§ What to work on: Transcribe each of the records below exactly, excluding all pictures.

§ Given data:

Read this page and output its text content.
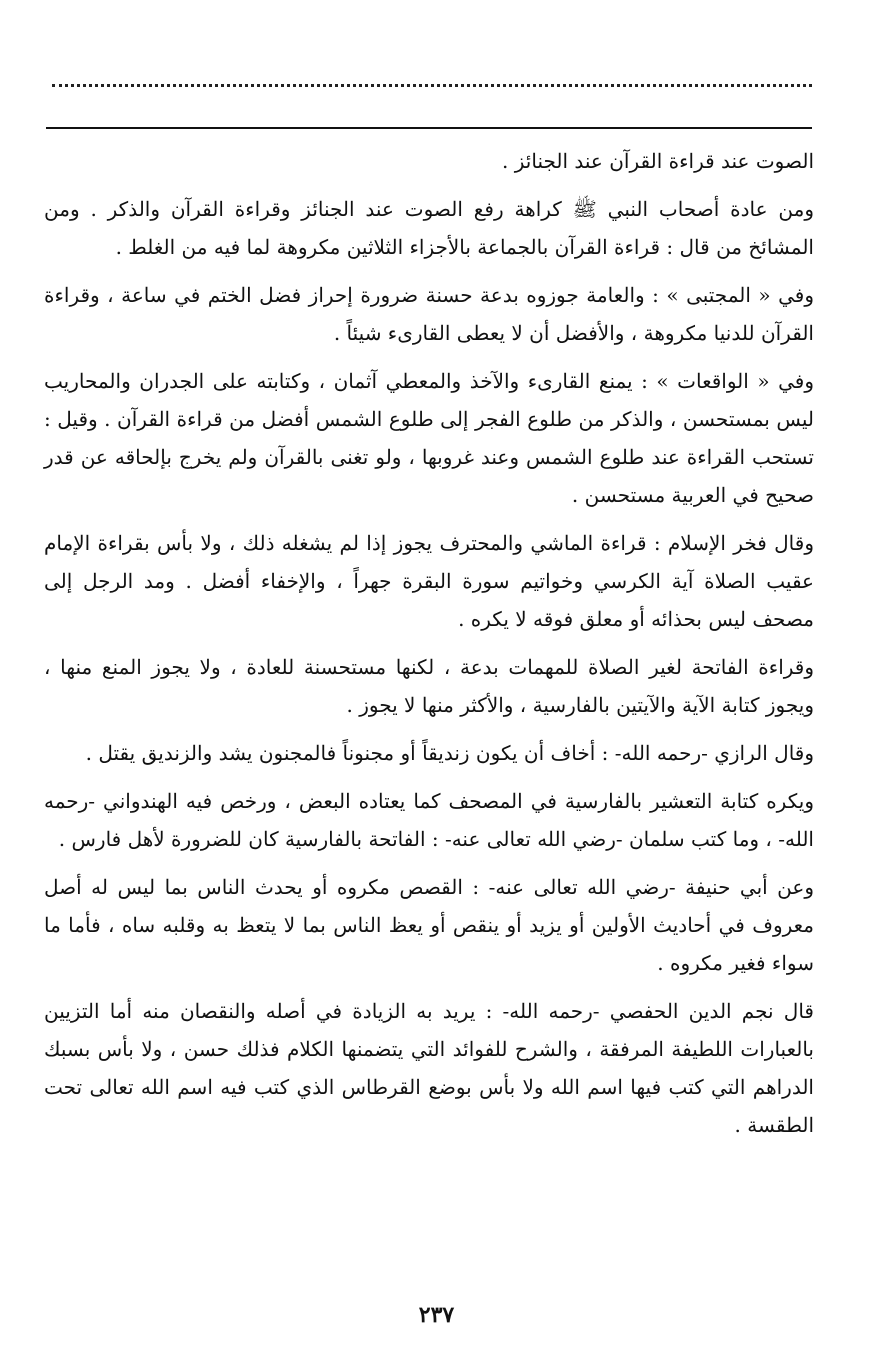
الصوت عند قراءة القرآن عند الجنائز .

ومن عادة أصحاب النبي ﷺ كراهة رفع الصوت عند الجنائز وقراءة القرآن والذكر . ومن المشائخ من قال : قراءة القرآن بالجماعة بالأجزاء الثلاثين مكروهة لما فيه من الغلط .

وفي « المجتبى » : والعامة جوزوه بدعة حسنة ضرورة إحراز فضل الختم في ساعة ، وقراءة القرآن للدنيا مكروهة ، والأفضل أن لا يعطى القارىء شيئاً .

وفي « الواقعات » : يمنع القارىء والآخذ والمعطي آثمان ، وكتابته على الجدران والمحاريب ليس بمستحسن ، والذكر من طلوع الفجر إلى طلوع الشمس أفضل من قراءة القرآن . وقيل : تستحب القراءة عند طلوع الشمس وعند غروبها ، ولو تغنى بالقرآن ولم يخرج بإلحاقه عن قدر صحيح في العربية مستحسن .

وقال فخر الإسلام : قراءة الماشي والمحترف يجوز إذا لم يشغله ذلك ، ولا بأس بقراءة الإمام عقيب الصلاة آية الكرسي وخواتيم سورة البقرة جهراً ، والإخفاء أفضل . ومد الرجل إلى مصحف ليس بحذائه أو معلق فوقه لا يكره .

وقراءة الفاتحة لغير الصلاة للمهمات بدعة ، لكنها مستحسنة للعادة ، ولا يجوز المنع منها ، ويجوز كتابة الآية والآيتين بالفارسية ، والأكثر منها لا يجوز .

وقال الرازي -رحمه الله- : أخاف أن يكون زنديقاً أو مجنوناً فالمجنون يشد والزنديق يقتل .

ويكره كتابة التعشير بالفارسية في المصحف كما يعتاده البعض ، ورخص فيه الهندواني -رحمه الله- ، وما كتب سلمان -رضي الله تعالى عنه- : الفاتحة بالفارسية كان للضرورة لأهل فارس .

وعن أبي حنيفة -رضي الله تعالى عنه- : القصص مكروه أو يحدث الناس بما ليس له أصل معروف في أحاديث الأولين أو يزيد أو ينقص أو يعظ الناس بما لا يتعظ به وقلبه ساه ، فأما ما سواء فغير مكروه .

قال نجم الدين الحفصي -رحمه الله- : يريد به الزيادة في أصله والنقصان منه أما التزيين بالعبارات اللطيفة المرفقة ، والشرح للفوائد التي يتضمنها الكلام فذلك حسن ، ولا بأس بسبك الدراهم التي كتب فيها اسم الله ولا بأس بوضع القرطاس الذي كتب فيه اسم الله تعالى تحت الطقسة .

٢٣٧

§ Written reply:
Read this page and output its text content.
الصوت عند قراءة القرآن عند الجنائز .

ومن عادة أصحاب النبي ﷺ كراهة رفع الصوت عند الجنائز وقراءة القرآن والذكر . ومن المشائخ من قال : قراءة القرآن بالجماعة بالأجزاء الثلاثين مكروهة لما فيه من الغلط .

وفي « المجتبى » : والعامة جوزوه بدعة حسنة ضرورة إحراز فضل الختم في ساعة ، وقراءة القرآن للدنيا مكروهة ، والأفضل أن لا يعطى القارىء شيئاً .

وفي « الواقعات » : يمنع القارىء والآخذ والمعطي آثمان ، وكتابته على الجدران والمحاريب ليس بمستحسن ، والذكر من طلوع الفجر إلى طلوع الشمس أفضل من قراءة القرآن . وقيل : تستحب القراءة عند طلوع الشمس وعند غروبها ، ولو تغنى بالقرآن ولم يخرج بإلحاقه عن قدر صحيح في العربية مستحسن .

وقال فخر الإسلام : قراءة الماشي والمحترف يجوز إذا لم يشغله ذلك ، ولا بأس بقراءة الإمام عقيب الصلاة آية الكرسي وخواتيم سورة البقرة جهراً ، والإخفاء أفضل . ومد الرجل إلى مصحف ليس بحذائه أو معلق فوقه لا يكره .

وقراءة الفاتحة لغير الصلاة للمهمات بدعة ، لكنها مستحسنة للعادة ، ولا يجوز المنع منها ، ويجوز كتابة الآية والآيتين بالفارسية ، والأكثر منها لا يجوز .

وقال الرازي -رحمه الله- : أخاف أن يكون زنديقاً أو مجنوناً فالمجنون يشد والزنديق يقتل .

ويكره كتابة التعشير بالفارسية في المصحف كما يعتاده البعض ، ورخص فيه الهندواني -رحمه الله- ، وما كتب سلمان -رضي الله تعالى عنه- : الفاتحة بالفارسية كان للضرورة لأهل فارس .

وعن أبي حنيفة -رضي الله تعالى عنه- : القصص مكروه أو يحدث الناس بما ليس له أصل معروف في أحاديث الأولين أو يزيد أو ينقص أو يعظ الناس بما لا يتعظ به وقلبه ساه ، فأما ما سواء فغير مكروه .

قال نجم الدين الحفصي -رحمه الله- : يريد به الزيادة في أصله والنقصان منه أما التزيين بالعبارات اللطيفة المرفقة ، والشرح للفوائد التي يتضمنها الكلام فذلك حسن ، ولا بأس بسبك الدراهم التي كتب فيها اسم الله ولا بأس بوضع القرطاس الذي كتب فيه اسم الله تعالى تحت الطقسة .

٢٣٧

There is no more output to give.